* [What is expected] Identify the lines that contain the string "content", then copy each of them.

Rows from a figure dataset
================================
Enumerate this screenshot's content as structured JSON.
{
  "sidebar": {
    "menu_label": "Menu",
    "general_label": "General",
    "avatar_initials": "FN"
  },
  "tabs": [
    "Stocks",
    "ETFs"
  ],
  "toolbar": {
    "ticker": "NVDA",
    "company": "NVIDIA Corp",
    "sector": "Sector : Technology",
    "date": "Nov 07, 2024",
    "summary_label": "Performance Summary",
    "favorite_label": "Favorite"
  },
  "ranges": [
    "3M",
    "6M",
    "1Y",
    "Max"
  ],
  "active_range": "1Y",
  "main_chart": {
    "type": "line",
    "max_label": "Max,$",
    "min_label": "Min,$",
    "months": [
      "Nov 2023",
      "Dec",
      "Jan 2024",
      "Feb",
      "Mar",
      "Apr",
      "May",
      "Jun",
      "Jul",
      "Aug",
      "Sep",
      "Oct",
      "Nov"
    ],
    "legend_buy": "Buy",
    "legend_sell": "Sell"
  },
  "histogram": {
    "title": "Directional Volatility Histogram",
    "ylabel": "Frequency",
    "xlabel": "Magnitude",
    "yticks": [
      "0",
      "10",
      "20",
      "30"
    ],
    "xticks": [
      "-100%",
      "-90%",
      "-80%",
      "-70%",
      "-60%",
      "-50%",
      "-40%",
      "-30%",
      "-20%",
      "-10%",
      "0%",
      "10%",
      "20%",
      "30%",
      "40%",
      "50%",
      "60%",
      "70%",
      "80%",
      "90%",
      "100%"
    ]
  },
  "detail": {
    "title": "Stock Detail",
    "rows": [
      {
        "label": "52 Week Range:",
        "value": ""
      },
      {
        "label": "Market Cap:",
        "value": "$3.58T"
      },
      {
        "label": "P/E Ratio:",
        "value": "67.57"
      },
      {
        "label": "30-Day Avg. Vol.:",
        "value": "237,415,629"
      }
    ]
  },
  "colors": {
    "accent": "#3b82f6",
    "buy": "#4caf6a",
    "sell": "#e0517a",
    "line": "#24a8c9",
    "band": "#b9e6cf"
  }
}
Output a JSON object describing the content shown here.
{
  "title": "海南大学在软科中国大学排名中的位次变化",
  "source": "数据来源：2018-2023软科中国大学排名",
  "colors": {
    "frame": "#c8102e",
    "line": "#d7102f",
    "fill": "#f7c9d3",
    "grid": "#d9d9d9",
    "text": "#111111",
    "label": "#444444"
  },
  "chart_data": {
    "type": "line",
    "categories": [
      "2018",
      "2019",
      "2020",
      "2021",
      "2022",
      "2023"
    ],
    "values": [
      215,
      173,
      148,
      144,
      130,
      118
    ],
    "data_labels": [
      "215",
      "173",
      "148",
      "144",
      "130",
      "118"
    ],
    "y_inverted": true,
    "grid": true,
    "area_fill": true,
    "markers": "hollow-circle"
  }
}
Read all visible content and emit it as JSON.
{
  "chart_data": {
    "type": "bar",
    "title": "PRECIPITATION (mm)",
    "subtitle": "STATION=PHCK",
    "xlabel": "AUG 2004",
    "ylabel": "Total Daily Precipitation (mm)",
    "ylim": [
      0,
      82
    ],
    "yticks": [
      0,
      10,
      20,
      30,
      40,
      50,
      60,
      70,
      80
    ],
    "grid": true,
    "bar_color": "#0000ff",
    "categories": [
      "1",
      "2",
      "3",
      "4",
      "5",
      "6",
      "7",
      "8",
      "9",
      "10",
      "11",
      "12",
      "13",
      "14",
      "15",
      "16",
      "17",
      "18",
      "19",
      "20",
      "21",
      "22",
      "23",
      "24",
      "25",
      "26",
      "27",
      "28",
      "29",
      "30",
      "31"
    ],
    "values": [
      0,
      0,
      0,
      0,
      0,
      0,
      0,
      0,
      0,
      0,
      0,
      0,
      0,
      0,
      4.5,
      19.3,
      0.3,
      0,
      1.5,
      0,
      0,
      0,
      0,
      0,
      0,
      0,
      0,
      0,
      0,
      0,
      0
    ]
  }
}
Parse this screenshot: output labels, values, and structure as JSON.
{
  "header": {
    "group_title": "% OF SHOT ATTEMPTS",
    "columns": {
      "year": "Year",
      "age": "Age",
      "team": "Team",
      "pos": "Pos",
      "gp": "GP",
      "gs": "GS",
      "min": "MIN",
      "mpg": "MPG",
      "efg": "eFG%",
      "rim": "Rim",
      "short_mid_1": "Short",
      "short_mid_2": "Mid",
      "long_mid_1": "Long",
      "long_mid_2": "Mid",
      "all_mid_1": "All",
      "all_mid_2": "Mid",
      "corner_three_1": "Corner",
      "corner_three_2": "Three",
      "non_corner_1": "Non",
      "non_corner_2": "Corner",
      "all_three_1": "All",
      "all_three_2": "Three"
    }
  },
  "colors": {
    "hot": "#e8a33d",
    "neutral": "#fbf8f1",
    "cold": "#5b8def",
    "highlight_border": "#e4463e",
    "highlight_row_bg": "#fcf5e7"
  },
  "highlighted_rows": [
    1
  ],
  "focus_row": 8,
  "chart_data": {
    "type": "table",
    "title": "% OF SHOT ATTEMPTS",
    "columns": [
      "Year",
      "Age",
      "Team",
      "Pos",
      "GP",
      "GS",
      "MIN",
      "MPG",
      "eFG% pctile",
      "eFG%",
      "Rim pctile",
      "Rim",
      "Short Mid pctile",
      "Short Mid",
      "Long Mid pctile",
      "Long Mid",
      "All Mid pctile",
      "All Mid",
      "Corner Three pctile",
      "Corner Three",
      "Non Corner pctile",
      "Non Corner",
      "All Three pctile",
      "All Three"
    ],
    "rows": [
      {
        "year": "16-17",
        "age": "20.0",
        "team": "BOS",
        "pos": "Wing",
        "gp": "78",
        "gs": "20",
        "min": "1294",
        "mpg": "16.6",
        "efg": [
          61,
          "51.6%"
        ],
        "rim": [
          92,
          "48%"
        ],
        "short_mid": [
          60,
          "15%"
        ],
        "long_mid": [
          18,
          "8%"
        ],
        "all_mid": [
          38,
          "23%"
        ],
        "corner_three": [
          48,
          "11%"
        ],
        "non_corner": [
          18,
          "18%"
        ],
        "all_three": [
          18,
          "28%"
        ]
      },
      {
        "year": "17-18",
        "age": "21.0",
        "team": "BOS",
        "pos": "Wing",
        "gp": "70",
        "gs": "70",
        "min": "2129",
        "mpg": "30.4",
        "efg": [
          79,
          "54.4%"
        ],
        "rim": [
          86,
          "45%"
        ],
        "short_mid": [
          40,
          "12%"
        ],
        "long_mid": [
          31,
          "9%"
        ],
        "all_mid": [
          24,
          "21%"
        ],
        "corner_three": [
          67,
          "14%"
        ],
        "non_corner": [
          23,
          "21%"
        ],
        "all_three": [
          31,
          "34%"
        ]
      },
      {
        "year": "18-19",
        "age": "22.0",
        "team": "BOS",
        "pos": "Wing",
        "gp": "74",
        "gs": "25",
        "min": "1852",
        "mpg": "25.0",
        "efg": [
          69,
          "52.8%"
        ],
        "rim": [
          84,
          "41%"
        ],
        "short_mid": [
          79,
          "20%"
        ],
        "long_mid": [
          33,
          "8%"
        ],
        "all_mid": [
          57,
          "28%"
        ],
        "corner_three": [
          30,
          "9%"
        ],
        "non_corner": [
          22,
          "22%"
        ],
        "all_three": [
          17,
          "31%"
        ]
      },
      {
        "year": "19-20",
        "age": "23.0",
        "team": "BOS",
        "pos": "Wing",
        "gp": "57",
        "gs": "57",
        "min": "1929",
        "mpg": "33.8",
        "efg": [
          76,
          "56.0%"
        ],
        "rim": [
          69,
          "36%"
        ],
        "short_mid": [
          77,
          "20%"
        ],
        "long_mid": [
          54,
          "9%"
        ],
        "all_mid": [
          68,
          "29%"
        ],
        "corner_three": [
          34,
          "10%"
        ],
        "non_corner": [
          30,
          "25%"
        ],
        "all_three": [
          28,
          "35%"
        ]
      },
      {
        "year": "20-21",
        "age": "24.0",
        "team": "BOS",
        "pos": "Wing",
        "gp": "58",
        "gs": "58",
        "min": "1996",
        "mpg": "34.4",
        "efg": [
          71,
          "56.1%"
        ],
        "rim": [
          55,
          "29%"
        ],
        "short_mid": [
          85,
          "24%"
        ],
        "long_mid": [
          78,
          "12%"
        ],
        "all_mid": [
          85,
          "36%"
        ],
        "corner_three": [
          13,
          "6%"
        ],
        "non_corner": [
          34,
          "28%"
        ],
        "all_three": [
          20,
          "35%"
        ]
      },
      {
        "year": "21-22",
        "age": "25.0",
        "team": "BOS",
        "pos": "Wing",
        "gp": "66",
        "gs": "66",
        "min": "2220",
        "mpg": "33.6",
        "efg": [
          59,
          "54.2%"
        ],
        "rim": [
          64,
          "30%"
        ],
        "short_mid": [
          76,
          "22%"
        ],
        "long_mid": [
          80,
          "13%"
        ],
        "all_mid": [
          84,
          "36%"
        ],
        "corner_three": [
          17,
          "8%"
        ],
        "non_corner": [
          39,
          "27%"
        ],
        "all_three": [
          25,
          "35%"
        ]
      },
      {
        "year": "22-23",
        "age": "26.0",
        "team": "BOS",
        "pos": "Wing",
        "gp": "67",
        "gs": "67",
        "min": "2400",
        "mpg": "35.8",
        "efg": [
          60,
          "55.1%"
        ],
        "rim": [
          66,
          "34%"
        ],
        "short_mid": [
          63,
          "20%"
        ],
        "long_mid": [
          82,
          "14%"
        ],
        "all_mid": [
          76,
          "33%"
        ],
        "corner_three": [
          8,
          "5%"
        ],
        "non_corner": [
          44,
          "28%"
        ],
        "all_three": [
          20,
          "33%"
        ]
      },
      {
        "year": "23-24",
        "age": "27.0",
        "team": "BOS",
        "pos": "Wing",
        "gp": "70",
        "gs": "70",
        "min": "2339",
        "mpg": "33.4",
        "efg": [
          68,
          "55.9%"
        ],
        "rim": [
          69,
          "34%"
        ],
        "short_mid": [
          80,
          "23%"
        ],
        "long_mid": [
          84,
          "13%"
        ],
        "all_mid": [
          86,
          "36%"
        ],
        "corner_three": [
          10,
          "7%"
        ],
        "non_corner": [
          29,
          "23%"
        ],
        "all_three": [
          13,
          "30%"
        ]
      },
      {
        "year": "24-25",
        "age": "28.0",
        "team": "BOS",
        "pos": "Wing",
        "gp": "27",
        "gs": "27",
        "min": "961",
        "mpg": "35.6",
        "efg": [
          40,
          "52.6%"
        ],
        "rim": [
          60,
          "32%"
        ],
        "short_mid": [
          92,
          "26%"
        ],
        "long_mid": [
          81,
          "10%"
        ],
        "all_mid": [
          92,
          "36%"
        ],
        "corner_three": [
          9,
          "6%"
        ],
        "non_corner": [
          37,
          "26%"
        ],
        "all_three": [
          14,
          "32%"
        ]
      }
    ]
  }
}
================================
* [Worked answer]
Enumerate this screenshot's content as structured JSON.
Output a JSON object describing the content shown here.
Read all visible content and emit it as JSON.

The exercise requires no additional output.